--- Input ---

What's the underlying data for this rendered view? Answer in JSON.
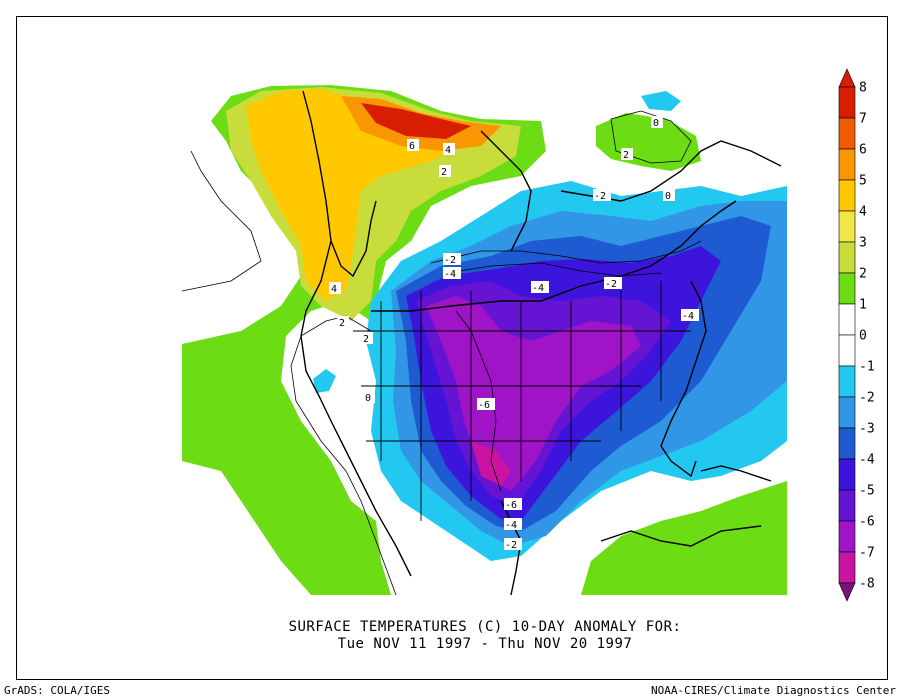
{
  "title": {
    "line1": "SURFACE TEMPERATURES (C)   10-DAY ANOMALY FOR:",
    "line2": "Tue NOV 11 1997 - Thu NOV 20 1997"
  },
  "footer": {
    "left": "GrADS: COLA/IGES",
    "right": "NOAA-CIRES/Climate Diagnostics Center"
  },
  "colorbar": {
    "labels": [
      "8",
      "7",
      "6",
      "5",
      "4",
      "3",
      "2",
      "1",
      "0",
      "-1",
      "-2",
      "-3",
      "-4",
      "-5",
      "-6",
      "-7",
      "-8"
    ],
    "colors": [
      "#d81e00",
      "#f05a00",
      "#fa9600",
      "#ffc800",
      "#f0e646",
      "#c8dc3c",
      "#6cdc14",
      "#ffffff",
      "#ffffff",
      "#23c8f0",
      "#3296e6",
      "#1e5ad2",
      "#3c14dc",
      "#6414d2",
      "#a014c8",
      "#c814a0",
      "#781478"
    ]
  },
  "contour_labels": [
    "6",
    "4",
    "2",
    "2",
    "0",
    "0",
    "2",
    "4",
    "2",
    "0",
    "-2",
    "-2",
    "-4",
    "-4",
    "-2",
    "-4",
    "-6",
    "-6",
    "-4",
    "-2"
  ]
}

---

**Exercise brief**
All the records need to be repeated exactly, with the images dropped.

**Output of the exercise**
What's the underlying data for this rendered view? Answer in JSON.
{
  "title": {
    "line1": "SURFACE TEMPERATURES (C)   10-DAY ANOMALY FOR:",
    "line2": "Tue NOV 11 1997 - Thu NOV 20 1997"
  },
  "footer": {
    "left": "GrADS: COLA/IGES",
    "right": "NOAA-CIRES/Climate Diagnostics Center"
  },
  "colorbar": {
    "labels": [
      "8",
      "7",
      "6",
      "5",
      "4",
      "3",
      "2",
      "1",
      "0",
      "-1",
      "-2",
      "-3",
      "-4",
      "-5",
      "-6",
      "-7",
      "-8"
    ],
    "colors": [
      "#d81e00",
      "#f05a00",
      "#fa9600",
      "#ffc800",
      "#f0e646",
      "#c8dc3c",
      "#6cdc14",
      "#ffffff",
      "#ffffff",
      "#23c8f0",
      "#3296e6",
      "#1e5ad2",
      "#3c14dc",
      "#6414d2",
      "#a014c8",
      "#c814a0",
      "#781478"
    ]
  },
  "contour_labels": [
    "6",
    "4",
    "2",
    "2",
    "0",
    "0",
    "2",
    "4",
    "2",
    "0",
    "-2",
    "-2",
    "-4",
    "-4",
    "-2",
    "-4",
    "-6",
    "-6",
    "-4",
    "-2"
  ]
}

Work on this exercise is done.